══ Passage extrait ══

Le missile 9M730 est accusé d'être responsable de l'accident nucléaire.
Le Burevestnik 9M730, missile de croisière intercontinental russe expérimental à propulsion nucléaire, aurait une portée illimitée.

Le mystère plane toujours autour de l’explosion qui s’est produite le jeudi 8 août sur un site militaire de la région d’Arkhangelsk, dans le Grand Nord russe. L’accident nucléaire aurait eu lieu sur une plateforme maritime de lancement de missiles, au large du village de Nionaksa, près de la frontière finlandaise. L’armée russe a, dans un premier temps, confirmé la mort de deux “spécialistes” intervenant sur le site. Lundi 12 août, le New York Times évoquait sept morts. Cinq sont officiellement reconnus, d’après un communiqué de Rosatom. L’agence de l’énergie nucléaire russe fait également part de trois blessés graves.

Des taux de radiation seize fois supérieurs

En dehors de ces rares informations officielles, les circonstances de l’accident restent nébuleuses. Moscou multiplie les déclarations contradictoires sur l’ampleur des risques de contamination radioactive. La grande ville la plus proche, Severodvinsk, a enregistré une hausse de la radioactivité. Alors qu’elle avoisine habituellement les 0,11 microsievert par heure, elle a atteint 2 microsieverts quelques heures après l’explosion.

═══
══ Données fournies ══

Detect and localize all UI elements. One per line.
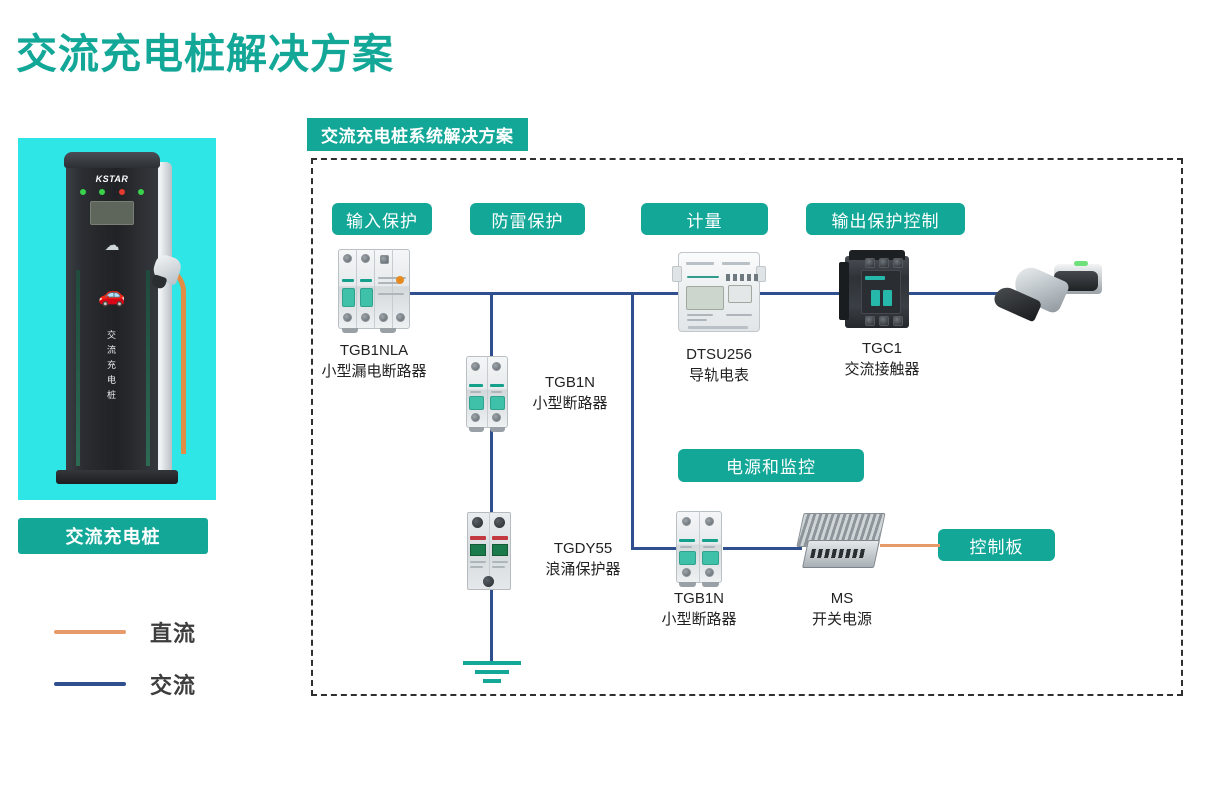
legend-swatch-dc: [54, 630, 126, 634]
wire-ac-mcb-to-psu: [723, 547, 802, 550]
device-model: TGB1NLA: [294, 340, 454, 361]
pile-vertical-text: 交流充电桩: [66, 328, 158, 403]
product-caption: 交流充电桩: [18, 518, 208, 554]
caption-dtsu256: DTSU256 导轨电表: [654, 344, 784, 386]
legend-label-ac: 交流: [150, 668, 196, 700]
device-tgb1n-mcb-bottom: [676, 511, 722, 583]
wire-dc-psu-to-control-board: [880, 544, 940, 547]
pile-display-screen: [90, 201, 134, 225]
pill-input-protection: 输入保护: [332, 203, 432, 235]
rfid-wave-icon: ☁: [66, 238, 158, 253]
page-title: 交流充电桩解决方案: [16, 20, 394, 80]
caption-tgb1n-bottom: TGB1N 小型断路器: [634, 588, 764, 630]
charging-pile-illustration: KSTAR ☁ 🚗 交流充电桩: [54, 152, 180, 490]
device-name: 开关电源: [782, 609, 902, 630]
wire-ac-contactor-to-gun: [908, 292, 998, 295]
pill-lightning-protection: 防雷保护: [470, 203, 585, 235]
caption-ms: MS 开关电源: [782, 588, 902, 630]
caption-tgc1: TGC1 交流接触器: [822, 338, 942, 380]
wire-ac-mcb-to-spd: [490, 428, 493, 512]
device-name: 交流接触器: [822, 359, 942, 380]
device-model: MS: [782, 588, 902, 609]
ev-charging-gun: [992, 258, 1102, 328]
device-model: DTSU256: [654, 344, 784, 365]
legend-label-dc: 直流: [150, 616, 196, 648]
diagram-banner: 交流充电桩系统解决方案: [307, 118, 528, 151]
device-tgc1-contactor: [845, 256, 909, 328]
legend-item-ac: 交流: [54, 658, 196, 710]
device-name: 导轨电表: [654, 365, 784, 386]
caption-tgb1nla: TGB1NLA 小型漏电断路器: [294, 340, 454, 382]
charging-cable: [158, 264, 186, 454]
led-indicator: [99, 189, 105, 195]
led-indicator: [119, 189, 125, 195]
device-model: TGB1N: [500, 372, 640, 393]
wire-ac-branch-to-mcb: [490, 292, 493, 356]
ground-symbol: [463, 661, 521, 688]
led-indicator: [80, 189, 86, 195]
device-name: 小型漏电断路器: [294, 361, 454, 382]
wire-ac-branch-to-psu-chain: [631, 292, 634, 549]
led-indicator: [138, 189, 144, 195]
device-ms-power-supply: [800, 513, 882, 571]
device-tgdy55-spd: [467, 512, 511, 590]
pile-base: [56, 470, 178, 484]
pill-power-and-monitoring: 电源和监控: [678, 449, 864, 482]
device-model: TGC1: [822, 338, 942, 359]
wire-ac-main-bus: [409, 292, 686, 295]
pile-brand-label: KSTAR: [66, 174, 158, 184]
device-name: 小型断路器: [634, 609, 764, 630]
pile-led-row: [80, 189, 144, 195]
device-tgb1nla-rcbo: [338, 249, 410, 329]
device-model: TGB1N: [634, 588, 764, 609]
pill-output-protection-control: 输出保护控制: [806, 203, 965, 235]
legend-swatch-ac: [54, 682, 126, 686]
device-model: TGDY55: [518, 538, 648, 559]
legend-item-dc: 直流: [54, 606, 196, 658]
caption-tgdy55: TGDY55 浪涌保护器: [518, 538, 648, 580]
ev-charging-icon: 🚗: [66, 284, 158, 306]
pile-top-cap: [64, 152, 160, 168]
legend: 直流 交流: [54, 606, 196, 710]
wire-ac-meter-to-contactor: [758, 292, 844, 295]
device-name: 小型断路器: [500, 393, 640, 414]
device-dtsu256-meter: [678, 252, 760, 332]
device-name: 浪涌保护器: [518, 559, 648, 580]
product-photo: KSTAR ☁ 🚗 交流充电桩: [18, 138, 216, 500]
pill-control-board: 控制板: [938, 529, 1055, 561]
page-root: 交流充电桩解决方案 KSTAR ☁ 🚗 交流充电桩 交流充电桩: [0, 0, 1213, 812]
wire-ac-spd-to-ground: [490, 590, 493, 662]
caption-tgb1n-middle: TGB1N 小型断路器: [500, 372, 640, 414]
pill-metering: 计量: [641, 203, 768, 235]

═══

**Consignes de l'exercice:**
a) Dans l'extrait, combien de morts le communiqué de Rosatom reconnaît-il officiellement ?
b) Transcrivez l'extrait depuis « Le missile 9M730 » jusqu'à « trois blessés graves. » inclus.
Les entrées n'ont aucun rapport avec l'extrait.

**Résultats de l'exercice:**
a) Cinq morts.

b)
Le missile 9M730 est accusé d'être responsable de l'accident nucléaire.
Le Burevestnik 9M730, missile de croisière intercontinental russe expérimental à propulsion nucléaire, aurait une portée illimitée.

Le mystère plane toujours autour de l’explosion qui s’est produite le jeudi 8 août sur un site militaire de la région d’Arkhangelsk, dans le Grand Nord russe. L’accident nucléaire aurait eu lieu sur une plateforme maritime de lancement de missiles, au large du village de Nionaksa, près de la frontière finlandaise. L’armée russe a, dans un premier temps, confirmé la mort de deux “spécialistes” intervenant sur le site. Lundi 12 août, le New York Times évoquait sept morts. Cinq sont officiellement reconnus, d’après un communiqué de Rosatom. L’agence de l’énergie nucléaire russe fait également part de trois blessés graves.